Problem statement:
The data must be written out once more, precisely as given.

Given entries:
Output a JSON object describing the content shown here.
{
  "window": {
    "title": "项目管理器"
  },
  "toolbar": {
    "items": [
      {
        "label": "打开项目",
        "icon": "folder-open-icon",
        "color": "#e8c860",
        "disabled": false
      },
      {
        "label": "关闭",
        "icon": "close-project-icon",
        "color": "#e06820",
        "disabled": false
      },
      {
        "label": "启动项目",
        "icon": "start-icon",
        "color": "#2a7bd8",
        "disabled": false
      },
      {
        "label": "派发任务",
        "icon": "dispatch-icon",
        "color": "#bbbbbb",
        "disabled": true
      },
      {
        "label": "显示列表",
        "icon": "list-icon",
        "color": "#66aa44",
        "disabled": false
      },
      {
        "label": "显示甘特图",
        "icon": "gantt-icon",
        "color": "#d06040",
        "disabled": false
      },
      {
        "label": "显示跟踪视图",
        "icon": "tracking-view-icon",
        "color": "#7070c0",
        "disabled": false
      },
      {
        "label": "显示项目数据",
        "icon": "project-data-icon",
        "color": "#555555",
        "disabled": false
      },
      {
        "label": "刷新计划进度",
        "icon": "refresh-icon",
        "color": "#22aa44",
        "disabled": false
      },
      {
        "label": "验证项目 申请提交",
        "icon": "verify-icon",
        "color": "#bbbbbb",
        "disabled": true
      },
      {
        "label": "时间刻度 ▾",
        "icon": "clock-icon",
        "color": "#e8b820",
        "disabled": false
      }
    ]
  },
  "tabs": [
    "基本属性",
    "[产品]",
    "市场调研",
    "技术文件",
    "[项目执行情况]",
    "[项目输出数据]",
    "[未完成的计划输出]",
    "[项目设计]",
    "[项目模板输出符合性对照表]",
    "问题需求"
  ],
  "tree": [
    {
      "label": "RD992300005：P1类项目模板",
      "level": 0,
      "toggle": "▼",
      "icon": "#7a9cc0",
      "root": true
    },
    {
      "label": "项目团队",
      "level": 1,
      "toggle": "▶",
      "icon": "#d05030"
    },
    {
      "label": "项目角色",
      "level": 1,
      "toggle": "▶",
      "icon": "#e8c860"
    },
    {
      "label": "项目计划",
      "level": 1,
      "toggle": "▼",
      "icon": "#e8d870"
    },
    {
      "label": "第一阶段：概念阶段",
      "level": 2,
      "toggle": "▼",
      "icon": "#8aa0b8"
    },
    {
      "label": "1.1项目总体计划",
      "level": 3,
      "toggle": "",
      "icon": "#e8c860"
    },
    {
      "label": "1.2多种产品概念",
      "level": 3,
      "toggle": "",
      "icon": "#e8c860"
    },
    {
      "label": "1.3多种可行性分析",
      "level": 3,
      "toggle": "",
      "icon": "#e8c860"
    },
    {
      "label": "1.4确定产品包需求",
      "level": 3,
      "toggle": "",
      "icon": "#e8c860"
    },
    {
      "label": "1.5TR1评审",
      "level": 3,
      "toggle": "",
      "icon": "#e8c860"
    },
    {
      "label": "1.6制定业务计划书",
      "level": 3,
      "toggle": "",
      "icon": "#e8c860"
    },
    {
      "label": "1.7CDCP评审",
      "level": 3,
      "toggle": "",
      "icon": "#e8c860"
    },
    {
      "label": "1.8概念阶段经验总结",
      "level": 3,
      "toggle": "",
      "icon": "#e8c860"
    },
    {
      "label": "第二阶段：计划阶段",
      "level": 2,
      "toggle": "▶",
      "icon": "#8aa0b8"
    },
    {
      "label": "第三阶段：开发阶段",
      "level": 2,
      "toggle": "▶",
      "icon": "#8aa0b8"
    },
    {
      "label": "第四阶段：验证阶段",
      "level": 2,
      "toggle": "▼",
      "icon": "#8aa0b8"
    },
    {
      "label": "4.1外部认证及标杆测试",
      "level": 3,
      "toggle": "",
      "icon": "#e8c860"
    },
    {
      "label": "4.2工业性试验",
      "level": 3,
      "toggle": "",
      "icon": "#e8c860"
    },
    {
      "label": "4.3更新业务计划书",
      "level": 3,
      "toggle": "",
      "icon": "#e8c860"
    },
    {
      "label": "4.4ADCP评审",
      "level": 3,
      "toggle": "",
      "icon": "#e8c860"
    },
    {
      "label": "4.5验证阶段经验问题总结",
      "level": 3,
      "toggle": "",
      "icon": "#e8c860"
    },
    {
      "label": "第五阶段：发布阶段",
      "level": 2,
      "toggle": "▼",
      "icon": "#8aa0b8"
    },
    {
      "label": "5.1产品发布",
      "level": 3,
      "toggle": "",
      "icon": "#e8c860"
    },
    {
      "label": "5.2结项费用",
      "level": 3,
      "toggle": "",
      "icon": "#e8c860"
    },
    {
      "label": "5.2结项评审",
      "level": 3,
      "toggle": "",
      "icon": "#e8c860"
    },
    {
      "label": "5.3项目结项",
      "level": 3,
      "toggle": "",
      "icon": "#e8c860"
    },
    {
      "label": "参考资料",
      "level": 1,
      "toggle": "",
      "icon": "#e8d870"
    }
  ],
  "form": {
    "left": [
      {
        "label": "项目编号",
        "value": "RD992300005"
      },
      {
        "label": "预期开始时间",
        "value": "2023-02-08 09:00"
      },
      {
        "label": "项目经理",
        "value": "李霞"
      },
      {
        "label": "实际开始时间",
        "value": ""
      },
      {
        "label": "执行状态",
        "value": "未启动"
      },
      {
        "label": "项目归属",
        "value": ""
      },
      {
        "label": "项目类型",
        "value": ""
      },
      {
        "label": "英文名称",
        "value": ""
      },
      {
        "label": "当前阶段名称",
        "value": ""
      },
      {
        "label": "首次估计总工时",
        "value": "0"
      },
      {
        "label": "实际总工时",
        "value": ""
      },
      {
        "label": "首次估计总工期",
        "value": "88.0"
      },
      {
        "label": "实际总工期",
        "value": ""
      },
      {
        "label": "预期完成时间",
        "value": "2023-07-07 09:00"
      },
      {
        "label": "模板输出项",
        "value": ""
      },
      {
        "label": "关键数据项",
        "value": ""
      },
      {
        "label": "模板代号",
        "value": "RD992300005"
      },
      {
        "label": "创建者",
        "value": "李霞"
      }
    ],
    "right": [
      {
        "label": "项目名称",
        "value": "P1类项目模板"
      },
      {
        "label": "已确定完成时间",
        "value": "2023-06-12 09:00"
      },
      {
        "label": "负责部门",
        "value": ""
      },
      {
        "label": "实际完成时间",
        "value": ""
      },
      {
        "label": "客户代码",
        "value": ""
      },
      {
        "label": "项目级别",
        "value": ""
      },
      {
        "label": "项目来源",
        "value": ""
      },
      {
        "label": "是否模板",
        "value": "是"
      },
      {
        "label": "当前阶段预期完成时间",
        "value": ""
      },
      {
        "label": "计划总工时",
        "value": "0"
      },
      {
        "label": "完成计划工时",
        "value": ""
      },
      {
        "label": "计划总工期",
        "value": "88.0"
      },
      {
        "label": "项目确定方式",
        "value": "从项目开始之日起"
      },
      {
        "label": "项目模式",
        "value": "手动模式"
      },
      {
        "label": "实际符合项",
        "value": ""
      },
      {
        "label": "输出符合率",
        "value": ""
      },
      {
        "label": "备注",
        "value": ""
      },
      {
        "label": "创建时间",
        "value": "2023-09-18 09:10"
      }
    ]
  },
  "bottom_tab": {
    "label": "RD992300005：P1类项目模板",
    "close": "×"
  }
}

Answer for the task:
Output a JSON object describing the content shown here.
{
  "window": {
    "title": "项目管理器"
  },
  "toolbar": {
    "items": [
      {
        "label": "打开项目",
        "icon": "folder-open-icon",
        "color": "#e8c860",
        "disabled": false
      },
      {
        "label": "关闭",
        "icon": "close-project-icon",
        "color": "#e06820",
        "disabled": false
      },
      {
        "label": "启动项目",
        "icon": "start-icon",
        "color": "#2a7bd8",
        "disabled": false
      },
      {
        "label": "派发任务",
        "icon": "dispatch-icon",
        "color": "#bbbbbb",
        "disabled": true
      },
      {
        "label": "显示列表",
        "icon": "list-icon",
        "color": "#66aa44",
        "disabled": false
      },
      {
        "label": "显示甘特图",
        "icon": "gantt-icon",
        "color": "#d06040",
        "disabled": false
      },
      {
        "label": "显示跟踪视图",
        "icon": "tracking-view-icon",
        "color": "#7070c0",
        "disabled": false
      },
      {
        "label": "显示项目数据",
        "icon": "project-data-icon",
        "color": "#555555",
        "disabled": false
      },
      {
        "label": "刷新计划进度",
        "icon": "refresh-icon",
        "color": "#22aa44",
        "disabled": false
      },
      {
        "label": "验证项目 申请提交",
        "icon": "verify-icon",
        "color": "#bbbbbb",
        "disabled": true
      },
      {
        "label": "时间刻度 ▾",
        "icon": "clock-icon",
        "color": "#e8b820",
        "disabled": false
      }
    ]
  },
  "tabs": [
    "基本属性",
    "[产品]",
    "市场调研",
    "技术文件",
    "[项目执行情况]",
    "[项目输出数据]",
    "[未完成的计划输出]",
    "[项目设计]",
    "[项目模板输出符合性对照表]",
    "问题需求"
  ],
  "tree": [
    {
      "label": "RD992300005：P1类项目模板",
      "level": 0,
      "toggle": "▼",
      "icon": "#7a9cc0",
      "root": true
    },
    {
      "label": "项目团队",
      "level": 1,
      "toggle": "▶",
      "icon": "#d05030"
    },
    {
      "label": "项目角色",
      "level": 1,
      "toggle": "▶",
      "icon": "#e8c860"
    },
    {
      "label": "项目计划",
      "level": 1,
      "toggle": "▼",
      "icon": "#e8d870"
    },
    {
      "label": "第一阶段：概念阶段",
      "level": 2,
      "toggle": "▼",
      "icon": "#8aa0b8"
    },
    {
      "label": "1.1项目总体计划",
      "level": 3,
      "toggle": "",
      "icon": "#e8c860"
    },
    {
      "label": "1.2多种产品概念",
      "level": 3,
      "toggle": "",
      "icon": "#e8c860"
    },
    {
      "label": "1.3多种可行性分析",
      "level": 3,
      "toggle": "",
      "icon": "#e8c860"
    },
    {
      "label": "1.4确定产品包需求",
      "level": 3,
      "toggle": "",
      "icon": "#e8c860"
    },
    {
      "label": "1.5TR1评审",
      "level": 3,
      "toggle": "",
      "icon": "#e8c860"
    },
    {
      "label": "1.6制定业务计划书",
      "level": 3,
      "toggle": "",
      "icon": "#e8c860"
    },
    {
      "label": "1.7CDCP评审",
      "level": 3,
      "toggle": "",
      "icon": "#e8c860"
    },
    {
      "label": "1.8概念阶段经验总结",
      "level": 3,
      "toggle": "",
      "icon": "#e8c860"
    },
    {
      "label": "第二阶段：计划阶段",
      "level": 2,
      "toggle": "▶",
      "icon": "#8aa0b8"
    },
    {
      "label": "第三阶段：开发阶段",
      "level": 2,
      "toggle": "▶",
      "icon": "#8aa0b8"
    },
    {
      "label": "第四阶段：验证阶段",
      "level": 2,
      "toggle": "▼",
      "icon": "#8aa0b8"
    },
    {
      "label": "4.1外部认证及标杆测试",
      "level": 3,
      "toggle": "",
      "icon": "#e8c860"
    },
    {
      "label": "4.2工业性试验",
      "level": 3,
      "toggle": "",
      "icon": "#e8c860"
    },
    {
      "label": "4.3更新业务计划书",
      "level": 3,
      "toggle": "",
      "icon": "#e8c860"
    },
    {
      "label": "4.4ADCP评审",
      "level": 3,
      "toggle": "",
      "icon": "#e8c860"
    },
    {
      "label": "4.5验证阶段经验问题总结",
      "level": 3,
      "toggle": "",
      "icon": "#e8c860"
    },
    {
      "label": "第五阶段：发布阶段",
      "level": 2,
      "toggle": "▼",
      "icon": "#8aa0b8"
    },
    {
      "label": "5.1产品发布",
      "level": 3,
      "toggle": "",
      "icon": "#e8c860"
    },
    {
      "label": "5.2结项费用",
      "level": 3,
      "toggle": "",
      "icon": "#e8c860"
    },
    {
      "label": "5.2结项评审",
      "level": 3,
      "toggle": "",
      "icon": "#e8c860"
    },
    {
      "label": "5.3项目结项",
      "level": 3,
      "toggle": "",
      "icon": "#e8c860"
    },
    {
      "label": "参考资料",
      "level": 1,
      "toggle": "",
      "icon": "#e8d870"
    }
  ],
  "form": {
    "left": [
      {
        "label": "项目编号",
        "value": "RD992300005"
      },
      {
        "label": "预期开始时间",
        "value": "2023-02-08 09:00"
      },
      {
        "label": "项目经理",
        "value": "李霞"
      },
      {
        "label": "实际开始时间",
        "value": ""
      },
      {
        "label": "执行状态",
        "value": "未启动"
      },
      {
        "label": "项目归属",
        "value": ""
      },
      {
        "label": "项目类型",
        "value": ""
      },
      {
        "label": "英文名称",
        "value": ""
      },
      {
        "label": "当前阶段名称",
        "value": ""
      },
      {
        "label": "首次估计总工时",
        "value": "0"
      },
      {
        "label": "实际总工时",
        "value": ""
      },
      {
        "label": "首次估计总工期",
        "value": "88.0"
      },
      {
        "label": "实际总工期",
        "value": ""
      },
      {
        "label": "预期完成时间",
        "value": "2023-07-07 09:00"
      },
      {
        "label": "模板输出项",
        "value": ""
      },
      {
        "label": "关键数据项",
        "value": ""
      },
      {
        "label": "模板代号",
        "value": "RD992300005"
      },
      {
        "label": "创建者",
        "value": "李霞"
      }
    ],
    "right": [
      {
        "label": "项目名称",
        "value": "P1类项目模板"
      },
      {
        "label": "已确定完成时间",
        "value": "2023-06-12 09:00"
      },
      {
        "label": "负责部门",
        "value": ""
      },
      {
        "label": "实际完成时间",
        "value": ""
      },
      {
        "label": "客户代码",
        "value": ""
      },
      {
        "label": "项目级别",
        "value": ""
      },
      {
        "label": "项目来源",
        "value": ""
      },
      {
        "label": "是否模板",
        "value": "是"
      },
      {
        "label": "当前阶段预期完成时间",
        "value": ""
      },
      {
        "label": "计划总工时",
        "value": "0"
      },
      {
        "label": "完成计划工时",
        "value": ""
      },
      {
        "label": "计划总工期",
        "value": "88.0"
      },
      {
        "label": "项目确定方式",
        "value": "从项目开始之日起"
      },
      {
        "label": "项目模式",
        "value": "手动模式"
      },
      {
        "label": "实际符合项",
        "value": ""
      },
      {
        "label": "输出符合率",
        "value": ""
      },
      {
        "label": "备注",
        "value": ""
      },
      {
        "label": "创建时间",
        "value": "2023-09-18 09:10"
      }
    ]
  },
  "bottom_tab": {
    "label": "RD992300005：P1类项目模板",
    "close": "×"
  }
}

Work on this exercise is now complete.